** Start Dataset **

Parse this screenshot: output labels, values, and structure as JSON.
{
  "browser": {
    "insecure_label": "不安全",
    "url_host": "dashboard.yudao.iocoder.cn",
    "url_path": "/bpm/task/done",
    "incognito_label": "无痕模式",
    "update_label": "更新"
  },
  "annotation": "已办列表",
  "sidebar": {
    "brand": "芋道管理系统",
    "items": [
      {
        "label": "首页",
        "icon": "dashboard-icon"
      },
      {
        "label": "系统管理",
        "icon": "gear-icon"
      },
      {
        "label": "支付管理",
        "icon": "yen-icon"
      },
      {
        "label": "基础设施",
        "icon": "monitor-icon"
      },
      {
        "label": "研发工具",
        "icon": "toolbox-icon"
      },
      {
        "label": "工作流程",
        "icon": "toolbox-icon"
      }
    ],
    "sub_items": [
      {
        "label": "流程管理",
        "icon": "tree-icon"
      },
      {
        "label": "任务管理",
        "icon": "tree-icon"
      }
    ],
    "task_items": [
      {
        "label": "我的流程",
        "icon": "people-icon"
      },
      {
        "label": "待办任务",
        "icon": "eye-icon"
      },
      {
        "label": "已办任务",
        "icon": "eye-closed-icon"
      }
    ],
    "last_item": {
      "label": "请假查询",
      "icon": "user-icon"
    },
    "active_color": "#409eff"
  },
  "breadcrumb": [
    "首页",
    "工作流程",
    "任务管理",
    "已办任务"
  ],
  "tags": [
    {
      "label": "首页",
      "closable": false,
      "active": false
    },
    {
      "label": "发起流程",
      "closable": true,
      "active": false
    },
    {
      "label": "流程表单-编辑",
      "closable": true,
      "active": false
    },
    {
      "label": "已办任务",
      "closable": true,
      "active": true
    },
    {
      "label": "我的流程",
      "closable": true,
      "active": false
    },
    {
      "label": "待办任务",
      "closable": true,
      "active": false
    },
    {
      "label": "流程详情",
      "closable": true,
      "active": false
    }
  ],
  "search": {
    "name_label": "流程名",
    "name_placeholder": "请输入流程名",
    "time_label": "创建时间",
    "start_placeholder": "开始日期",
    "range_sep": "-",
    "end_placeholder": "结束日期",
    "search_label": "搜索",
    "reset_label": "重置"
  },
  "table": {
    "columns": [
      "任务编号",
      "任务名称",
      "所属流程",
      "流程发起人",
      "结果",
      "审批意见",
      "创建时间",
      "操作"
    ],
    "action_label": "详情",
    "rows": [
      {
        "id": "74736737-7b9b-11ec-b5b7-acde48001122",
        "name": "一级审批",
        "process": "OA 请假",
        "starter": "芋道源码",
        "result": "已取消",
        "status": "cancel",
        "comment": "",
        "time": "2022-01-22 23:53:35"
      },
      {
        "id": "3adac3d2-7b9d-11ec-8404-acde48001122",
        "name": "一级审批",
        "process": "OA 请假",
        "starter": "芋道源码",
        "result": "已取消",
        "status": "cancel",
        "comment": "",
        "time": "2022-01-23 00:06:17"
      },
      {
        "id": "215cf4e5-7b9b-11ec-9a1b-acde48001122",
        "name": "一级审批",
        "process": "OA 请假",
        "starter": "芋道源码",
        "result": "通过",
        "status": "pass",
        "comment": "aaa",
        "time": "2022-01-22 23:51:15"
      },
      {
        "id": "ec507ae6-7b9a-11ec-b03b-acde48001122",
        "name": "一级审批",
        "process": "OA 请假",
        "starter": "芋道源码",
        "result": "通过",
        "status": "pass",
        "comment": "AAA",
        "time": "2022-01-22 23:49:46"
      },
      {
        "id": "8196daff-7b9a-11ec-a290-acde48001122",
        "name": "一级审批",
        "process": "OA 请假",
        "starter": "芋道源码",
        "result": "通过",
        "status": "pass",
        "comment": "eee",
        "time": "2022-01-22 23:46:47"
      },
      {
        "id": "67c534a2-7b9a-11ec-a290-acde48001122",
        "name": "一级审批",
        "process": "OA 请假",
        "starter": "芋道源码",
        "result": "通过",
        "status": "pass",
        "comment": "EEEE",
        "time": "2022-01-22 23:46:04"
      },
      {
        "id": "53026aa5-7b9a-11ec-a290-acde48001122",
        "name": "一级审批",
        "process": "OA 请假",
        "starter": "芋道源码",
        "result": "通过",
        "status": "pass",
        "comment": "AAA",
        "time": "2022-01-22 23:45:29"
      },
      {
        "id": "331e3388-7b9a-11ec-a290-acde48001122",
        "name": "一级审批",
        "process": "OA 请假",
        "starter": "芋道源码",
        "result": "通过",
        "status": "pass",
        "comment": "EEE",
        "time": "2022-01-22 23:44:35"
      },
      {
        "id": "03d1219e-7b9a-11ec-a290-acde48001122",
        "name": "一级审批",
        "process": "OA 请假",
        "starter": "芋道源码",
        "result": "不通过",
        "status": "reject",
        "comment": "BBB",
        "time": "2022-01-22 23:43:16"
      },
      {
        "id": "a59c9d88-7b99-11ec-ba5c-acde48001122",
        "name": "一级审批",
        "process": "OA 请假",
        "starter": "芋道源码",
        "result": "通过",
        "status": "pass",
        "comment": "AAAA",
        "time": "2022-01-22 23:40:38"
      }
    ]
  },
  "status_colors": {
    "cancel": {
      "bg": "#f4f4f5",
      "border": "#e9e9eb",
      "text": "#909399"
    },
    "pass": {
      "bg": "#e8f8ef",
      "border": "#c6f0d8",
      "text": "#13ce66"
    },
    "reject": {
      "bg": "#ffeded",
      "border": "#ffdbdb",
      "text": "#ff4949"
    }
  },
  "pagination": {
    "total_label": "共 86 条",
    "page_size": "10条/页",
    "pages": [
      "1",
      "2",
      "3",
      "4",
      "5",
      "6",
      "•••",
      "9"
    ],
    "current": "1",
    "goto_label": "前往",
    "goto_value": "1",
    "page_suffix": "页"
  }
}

** End Dataset **

# What to do
The records above should be returned exactly.

# Completed exercise
Parse this screenshot: output labels, values, and structure as JSON.
{
  "browser": {
    "insecure_label": "不安全",
    "url_host": "dashboard.yudao.iocoder.cn",
    "url_path": "/bpm/task/done",
    "incognito_label": "无痕模式",
    "update_label": "更新"
  },
  "annotation": "已办列表",
  "sidebar": {
    "brand": "芋道管理系统",
    "items": [
      {
        "label": "首页",
        "icon": "dashboard-icon"
      },
      {
        "label": "系统管理",
        "icon": "gear-icon"
      },
      {
        "label": "支付管理",
        "icon": "yen-icon"
      },
      {
        "label": "基础设施",
        "icon": "monitor-icon"
      },
      {
        "label": "研发工具",
        "icon": "toolbox-icon"
      },
      {
        "label": "工作流程",
        "icon": "toolbox-icon"
      }
    ],
    "sub_items": [
      {
        "label": "流程管理",
        "icon": "tree-icon"
      },
      {
        "label": "任务管理",
        "icon": "tree-icon"
      }
    ],
    "task_items": [
      {
        "label": "我的流程",
        "icon": "people-icon"
      },
      {
        "label": "待办任务",
        "icon": "eye-icon"
      },
      {
        "label": "已办任务",
        "icon": "eye-closed-icon"
      }
    ],
    "last_item": {
      "label": "请假查询",
      "icon": "user-icon"
    },
    "active_color": "#409eff"
  },
  "breadcrumb": [
    "首页",
    "工作流程",
    "任务管理",
    "已办任务"
  ],
  "tags": [
    {
      "label": "首页",
      "closable": false,
      "active": false
    },
    {
      "label": "发起流程",
      "closable": true,
      "active": false
    },
    {
      "label": "流程表单-编辑",
      "closable": true,
      "active": false
    },
    {
      "label": "已办任务",
      "closable": true,
      "active": true
    },
    {
      "label": "我的流程",
      "closable": true,
      "active": false
    },
    {
      "label": "待办任务",
      "closable": true,
      "active": false
    },
    {
      "label": "流程详情",
      "closable": true,
      "active": false
    }
  ],
  "search": {
    "name_label": "流程名",
    "name_placeholder": "请输入流程名",
    "time_label": "创建时间",
    "start_placeholder": "开始日期",
    "range_sep": "-",
    "end_placeholder": "结束日期",
    "search_label": "搜索",
    "reset_label": "重置"
  },
  "table": {
    "columns": [
      "任务编号",
      "任务名称",
      "所属流程",
      "流程发起人",
      "结果",
      "审批意见",
      "创建时间",
      "操作"
    ],
    "action_label": "详情",
    "rows": [
      {
        "id": "74736737-7b9b-11ec-b5b7-acde48001122",
        "name": "一级审批",
        "process": "OA 请假",
        "starter": "芋道源码",
        "result": "已取消",
        "status": "cancel",
        "comment": "",
        "time": "2022-01-22 23:53:35"
      },
      {
        "id": "3adac3d2-7b9d-11ec-8404-acde48001122",
        "name": "一级审批",
        "process": "OA 请假",
        "starter": "芋道源码",
        "result": "已取消",
        "status": "cancel",
        "comment": "",
        "time": "2022-01-23 00:06:17"
      },
      {
        "id": "215cf4e5-7b9b-11ec-9a1b-acde48001122",
        "name": "一级审批",
        "process": "OA 请假",
        "starter": "芋道源码",
        "result": "通过",
        "status": "pass",
        "comment": "aaa",
        "time": "2022-01-22 23:51:15"
      },
      {
        "id": "ec507ae6-7b9a-11ec-b03b-acde48001122",
        "name": "一级审批",
        "process": "OA 请假",
        "starter": "芋道源码",
        "result": "通过",
        "status": "pass",
        "comment": "AAA",
        "time": "2022-01-22 23:49:46"
      },
      {
        "id": "8196daff-7b9a-11ec-a290-acde48001122",
        "name": "一级审批",
        "process": "OA 请假",
        "starter": "芋道源码",
        "result": "通过",
        "status": "pass",
        "comment": "eee",
        "time": "2022-01-22 23:46:47"
      },
      {
        "id": "67c534a2-7b9a-11ec-a290-acde48001122",
        "name": "一级审批",
        "process": "OA 请假",
        "starter": "芋道源码",
        "result": "通过",
        "status": "pass",
        "comment": "EEEE",
        "time": "2022-01-22 23:46:04"
      },
      {
        "id": "53026aa5-7b9a-11ec-a290-acde48001122",
        "name": "一级审批",
        "process": "OA 请假",
        "starter": "芋道源码",
        "result": "通过",
        "status": "pass",
        "comment": "AAA",
        "time": "2022-01-22 23:45:29"
      },
      {
        "id": "331e3388-7b9a-11ec-a290-acde48001122",
        "name": "一级审批",
        "process": "OA 请假",
        "starter": "芋道源码",
        "result": "通过",
        "status": "pass",
        "comment": "EEE",
        "time": "2022-01-22 23:44:35"
      },
      {
        "id": "03d1219e-7b9a-11ec-a290-acde48001122",
        "name": "一级审批",
        "process": "OA 请假",
        "starter": "芋道源码",
        "result": "不通过",
        "status": "reject",
        "comment": "BBB",
        "time": "2022-01-22 23:43:16"
      },
      {
        "id": "a59c9d88-7b99-11ec-ba5c-acde48001122",
        "name": "一级审批",
        "process": "OA 请假",
        "starter": "芋道源码",
        "result": "通过",
        "status": "pass",
        "comment": "AAAA",
        "time": "2022-01-22 23:40:38"
      }
    ]
  },
  "status_colors": {
    "cancel": {
      "bg": "#f4f4f5",
      "border": "#e9e9eb",
      "text": "#909399"
    },
    "pass": {
      "bg": "#e8f8ef",
      "border": "#c6f0d8",
      "text": "#13ce66"
    },
    "reject": {
      "bg": "#ffeded",
      "border": "#ffdbdb",
      "text": "#ff4949"
    }
  },
  "pagination": {
    "total_label": "共 86 条",
    "page_size": "10条/页",
    "pages": [
      "1",
      "2",
      "3",
      "4",
      "5",
      "6",
      "•••",
      "9"
    ],
    "current": "1",
    "goto_label": "前往",
    "goto_value": "1",
    "page_suffix": "页"
  }
}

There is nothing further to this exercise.